[TASK REQUIREMENTS]:
Scan the records for the string "power"; copy each line where it occurs.

-- start --

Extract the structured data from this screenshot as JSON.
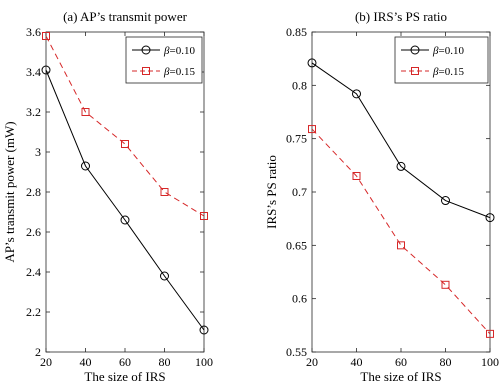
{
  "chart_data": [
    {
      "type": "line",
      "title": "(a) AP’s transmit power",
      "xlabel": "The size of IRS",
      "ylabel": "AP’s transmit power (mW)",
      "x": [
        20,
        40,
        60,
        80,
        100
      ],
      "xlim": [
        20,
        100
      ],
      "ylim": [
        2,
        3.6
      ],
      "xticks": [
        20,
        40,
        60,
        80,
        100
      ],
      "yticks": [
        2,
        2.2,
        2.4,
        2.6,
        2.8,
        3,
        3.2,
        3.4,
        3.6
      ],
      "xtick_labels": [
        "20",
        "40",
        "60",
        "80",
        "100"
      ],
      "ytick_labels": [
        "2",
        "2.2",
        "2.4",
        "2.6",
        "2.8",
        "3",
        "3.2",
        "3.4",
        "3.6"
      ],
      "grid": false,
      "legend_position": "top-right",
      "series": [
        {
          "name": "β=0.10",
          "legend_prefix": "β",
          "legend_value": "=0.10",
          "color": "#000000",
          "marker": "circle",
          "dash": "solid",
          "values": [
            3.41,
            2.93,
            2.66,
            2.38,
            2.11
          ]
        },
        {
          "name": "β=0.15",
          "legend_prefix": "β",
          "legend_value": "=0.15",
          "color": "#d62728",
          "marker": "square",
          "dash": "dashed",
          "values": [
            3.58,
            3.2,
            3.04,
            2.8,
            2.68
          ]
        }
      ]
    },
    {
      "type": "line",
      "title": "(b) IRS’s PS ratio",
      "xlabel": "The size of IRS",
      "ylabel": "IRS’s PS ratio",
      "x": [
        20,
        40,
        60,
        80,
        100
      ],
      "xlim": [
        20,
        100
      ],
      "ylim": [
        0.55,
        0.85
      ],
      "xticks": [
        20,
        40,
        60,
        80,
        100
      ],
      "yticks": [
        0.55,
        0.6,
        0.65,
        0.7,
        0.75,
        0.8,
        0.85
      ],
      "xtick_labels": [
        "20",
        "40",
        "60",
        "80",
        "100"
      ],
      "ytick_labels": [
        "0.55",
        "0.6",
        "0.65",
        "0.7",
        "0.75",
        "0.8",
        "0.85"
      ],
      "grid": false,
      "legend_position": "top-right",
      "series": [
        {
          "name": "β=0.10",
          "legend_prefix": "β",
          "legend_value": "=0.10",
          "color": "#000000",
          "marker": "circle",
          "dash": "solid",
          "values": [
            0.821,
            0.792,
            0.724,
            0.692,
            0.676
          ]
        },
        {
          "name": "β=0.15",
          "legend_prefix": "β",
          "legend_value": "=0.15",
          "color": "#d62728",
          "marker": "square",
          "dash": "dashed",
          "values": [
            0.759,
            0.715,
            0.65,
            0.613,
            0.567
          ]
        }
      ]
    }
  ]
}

-- end --
-- start --

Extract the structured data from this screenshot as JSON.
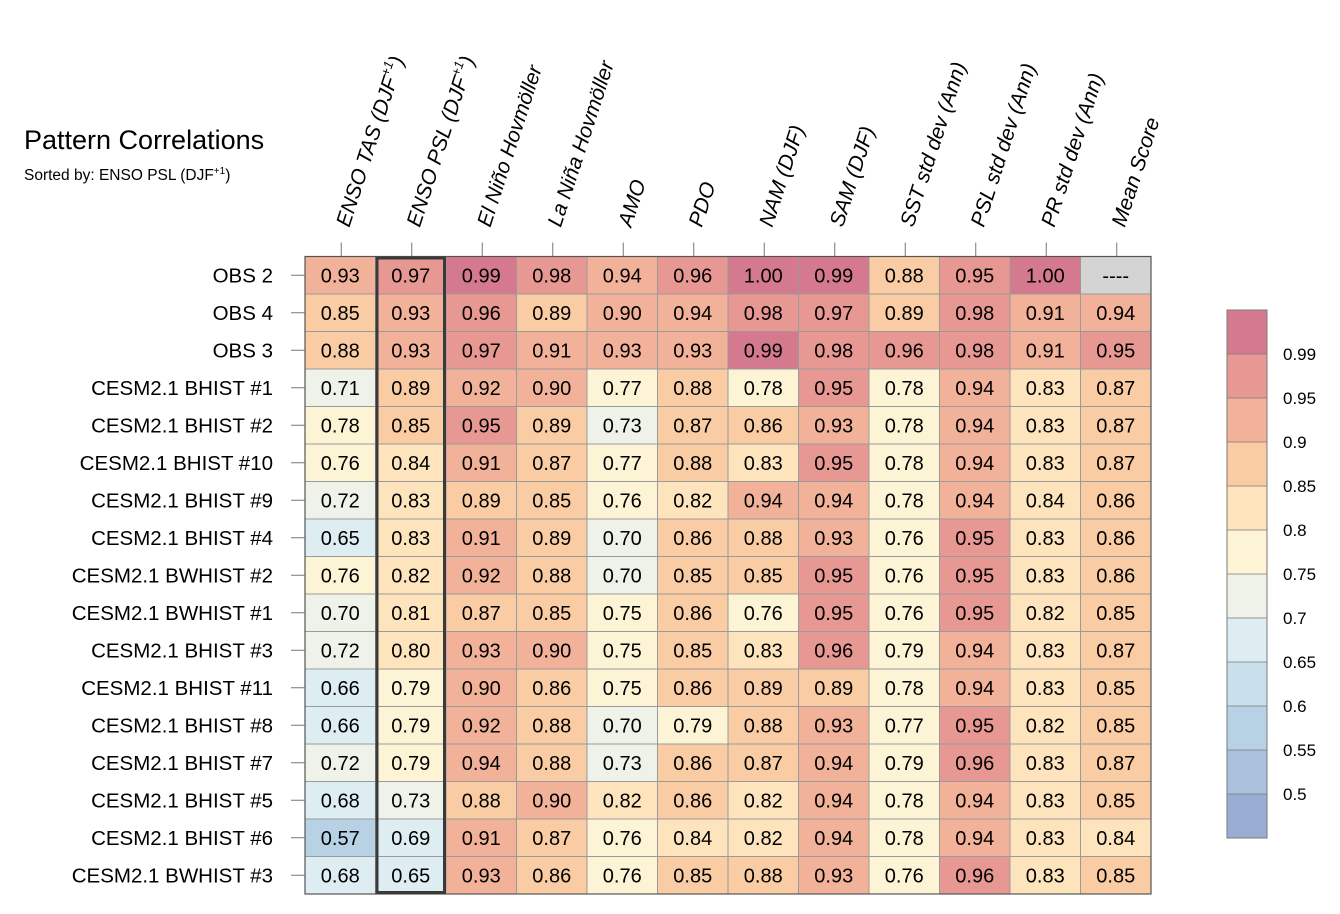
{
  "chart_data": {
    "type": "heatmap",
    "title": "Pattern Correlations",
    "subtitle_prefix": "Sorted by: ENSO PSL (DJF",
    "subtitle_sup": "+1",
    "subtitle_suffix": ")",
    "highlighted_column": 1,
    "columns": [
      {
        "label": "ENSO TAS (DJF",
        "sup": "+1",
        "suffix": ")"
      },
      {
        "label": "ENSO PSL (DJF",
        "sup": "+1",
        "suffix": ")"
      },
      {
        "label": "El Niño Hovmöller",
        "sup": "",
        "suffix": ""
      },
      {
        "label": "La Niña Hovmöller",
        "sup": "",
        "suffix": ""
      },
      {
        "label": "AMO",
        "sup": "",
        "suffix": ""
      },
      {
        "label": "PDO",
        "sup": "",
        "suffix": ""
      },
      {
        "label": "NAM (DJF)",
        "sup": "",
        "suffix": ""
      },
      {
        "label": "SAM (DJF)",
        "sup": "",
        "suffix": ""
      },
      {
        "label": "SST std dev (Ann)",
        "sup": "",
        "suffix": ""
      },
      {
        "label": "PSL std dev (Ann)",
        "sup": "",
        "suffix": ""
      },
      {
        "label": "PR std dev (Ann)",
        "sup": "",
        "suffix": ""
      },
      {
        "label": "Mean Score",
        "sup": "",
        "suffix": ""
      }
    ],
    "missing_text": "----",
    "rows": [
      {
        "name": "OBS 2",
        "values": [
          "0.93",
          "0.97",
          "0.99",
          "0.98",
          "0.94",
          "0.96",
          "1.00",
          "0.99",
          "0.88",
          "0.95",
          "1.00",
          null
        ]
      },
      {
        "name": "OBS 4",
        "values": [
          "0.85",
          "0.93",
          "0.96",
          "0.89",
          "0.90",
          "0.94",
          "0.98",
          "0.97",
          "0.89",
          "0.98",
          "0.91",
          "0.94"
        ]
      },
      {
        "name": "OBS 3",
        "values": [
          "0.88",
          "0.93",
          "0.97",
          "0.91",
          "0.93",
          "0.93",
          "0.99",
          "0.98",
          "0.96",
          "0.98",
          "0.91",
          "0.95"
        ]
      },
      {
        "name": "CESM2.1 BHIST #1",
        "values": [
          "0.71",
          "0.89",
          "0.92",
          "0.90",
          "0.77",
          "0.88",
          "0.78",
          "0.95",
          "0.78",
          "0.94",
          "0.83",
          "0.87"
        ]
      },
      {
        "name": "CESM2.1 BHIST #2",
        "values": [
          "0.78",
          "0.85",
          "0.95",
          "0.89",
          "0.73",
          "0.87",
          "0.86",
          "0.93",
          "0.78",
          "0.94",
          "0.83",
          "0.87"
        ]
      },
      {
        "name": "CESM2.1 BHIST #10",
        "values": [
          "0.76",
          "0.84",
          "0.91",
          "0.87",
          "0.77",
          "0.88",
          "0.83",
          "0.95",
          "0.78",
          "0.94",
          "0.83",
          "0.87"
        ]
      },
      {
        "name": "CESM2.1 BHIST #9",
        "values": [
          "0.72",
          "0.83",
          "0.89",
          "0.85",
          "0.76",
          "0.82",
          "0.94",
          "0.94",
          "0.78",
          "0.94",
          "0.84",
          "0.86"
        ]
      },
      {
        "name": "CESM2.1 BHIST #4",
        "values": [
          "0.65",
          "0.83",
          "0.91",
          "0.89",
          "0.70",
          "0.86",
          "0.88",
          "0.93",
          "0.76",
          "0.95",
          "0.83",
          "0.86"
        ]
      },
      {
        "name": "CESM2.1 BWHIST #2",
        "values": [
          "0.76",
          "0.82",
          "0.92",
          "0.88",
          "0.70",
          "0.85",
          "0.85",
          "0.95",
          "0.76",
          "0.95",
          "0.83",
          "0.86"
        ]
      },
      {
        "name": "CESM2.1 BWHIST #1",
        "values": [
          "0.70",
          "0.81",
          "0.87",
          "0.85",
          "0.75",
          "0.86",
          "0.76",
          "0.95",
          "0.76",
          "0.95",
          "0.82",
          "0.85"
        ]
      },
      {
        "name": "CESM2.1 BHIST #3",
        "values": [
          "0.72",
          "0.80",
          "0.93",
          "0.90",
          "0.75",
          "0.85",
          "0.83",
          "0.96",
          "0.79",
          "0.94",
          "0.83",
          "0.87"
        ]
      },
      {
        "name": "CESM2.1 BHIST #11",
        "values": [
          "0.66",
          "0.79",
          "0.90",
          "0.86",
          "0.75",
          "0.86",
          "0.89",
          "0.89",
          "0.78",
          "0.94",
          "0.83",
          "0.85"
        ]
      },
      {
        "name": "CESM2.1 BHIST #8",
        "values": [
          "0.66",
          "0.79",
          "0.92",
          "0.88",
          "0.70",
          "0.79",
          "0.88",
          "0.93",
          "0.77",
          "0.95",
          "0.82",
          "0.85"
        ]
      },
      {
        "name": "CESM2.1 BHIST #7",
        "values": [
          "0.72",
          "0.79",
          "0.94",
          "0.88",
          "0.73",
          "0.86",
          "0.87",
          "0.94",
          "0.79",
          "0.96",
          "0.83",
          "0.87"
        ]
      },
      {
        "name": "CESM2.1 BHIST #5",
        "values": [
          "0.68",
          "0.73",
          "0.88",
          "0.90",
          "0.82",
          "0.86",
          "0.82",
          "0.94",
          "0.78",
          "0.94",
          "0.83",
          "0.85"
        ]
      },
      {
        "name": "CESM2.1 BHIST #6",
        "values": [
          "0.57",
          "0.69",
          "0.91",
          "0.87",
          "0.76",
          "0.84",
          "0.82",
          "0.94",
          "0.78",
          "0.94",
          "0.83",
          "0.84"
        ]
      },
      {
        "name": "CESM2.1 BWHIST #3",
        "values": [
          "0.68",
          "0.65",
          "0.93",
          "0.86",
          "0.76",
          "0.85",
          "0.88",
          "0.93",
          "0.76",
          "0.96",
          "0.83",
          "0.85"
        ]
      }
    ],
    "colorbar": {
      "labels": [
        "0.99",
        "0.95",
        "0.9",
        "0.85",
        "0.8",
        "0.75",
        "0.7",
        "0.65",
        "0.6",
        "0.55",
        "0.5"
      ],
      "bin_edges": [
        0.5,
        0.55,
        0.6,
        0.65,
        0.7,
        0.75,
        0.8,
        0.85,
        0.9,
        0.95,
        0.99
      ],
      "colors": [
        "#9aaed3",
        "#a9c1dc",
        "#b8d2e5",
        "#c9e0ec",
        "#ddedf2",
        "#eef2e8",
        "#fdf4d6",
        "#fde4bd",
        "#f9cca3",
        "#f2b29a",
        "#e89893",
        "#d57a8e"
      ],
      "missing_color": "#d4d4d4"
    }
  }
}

-- end --

[RESPONSE TO THE EXERCISE]:
      "title": "(a) AP’s transmit power",
      "ylabel": "AP’s transmit power (mW)",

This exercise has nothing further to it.